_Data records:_
[Start]
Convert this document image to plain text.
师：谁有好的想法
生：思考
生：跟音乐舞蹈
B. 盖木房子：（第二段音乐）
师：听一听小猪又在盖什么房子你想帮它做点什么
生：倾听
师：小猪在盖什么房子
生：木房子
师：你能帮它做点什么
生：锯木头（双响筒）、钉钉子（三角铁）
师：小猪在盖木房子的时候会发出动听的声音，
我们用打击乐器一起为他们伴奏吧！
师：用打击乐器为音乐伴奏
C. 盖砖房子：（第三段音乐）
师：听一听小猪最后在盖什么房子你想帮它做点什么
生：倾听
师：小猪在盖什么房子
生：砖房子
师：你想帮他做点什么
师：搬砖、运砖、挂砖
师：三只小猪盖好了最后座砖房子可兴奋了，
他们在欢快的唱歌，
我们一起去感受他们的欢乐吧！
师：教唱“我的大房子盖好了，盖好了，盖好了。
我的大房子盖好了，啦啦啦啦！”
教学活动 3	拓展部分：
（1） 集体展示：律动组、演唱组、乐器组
[End]
_TASK DESCRIPTION:_
Copy the entries above exactly, leaving none out.

_RESULT FOR THIS EXERCISE:_
Convert this document image to plain text.
师：谁有好的想法
生：思考
生：跟音乐舞蹈
B. 盖木房子：（第二段音乐）
师：听一听小猪又在盖什么房子你想帮它做点什么
生：倾听
师：小猪在盖什么房子
生：木房子
师：你能帮它做点什么
生：锯木头（双响筒）、钉钉子（三角铁）
师：小猪在盖木房子的时候会发出动听的声音，
我们用打击乐器一起为他们伴奏吧！
师：用打击乐器为音乐伴奏
C. 盖砖房子：（第三段音乐）
师：听一听小猪最后在盖什么房子你想帮它做点什么
生：倾听
师：小猪在盖什么房子
生：砖房子
师：你想帮他做点什么
师：搬砖、运砖、挂砖
师：三只小猪盖好了最后座砖房子可兴奋了，
他们在欢快的唱歌，
我们一起去感受他们的欢乐吧！
师：教唱“我的大房子盖好了，盖好了，盖好了。
我的大房子盖好了，啦啦啦啦！”
教学活动 3	拓展部分：
（1） 集体展示：律动组、演唱组、乐器组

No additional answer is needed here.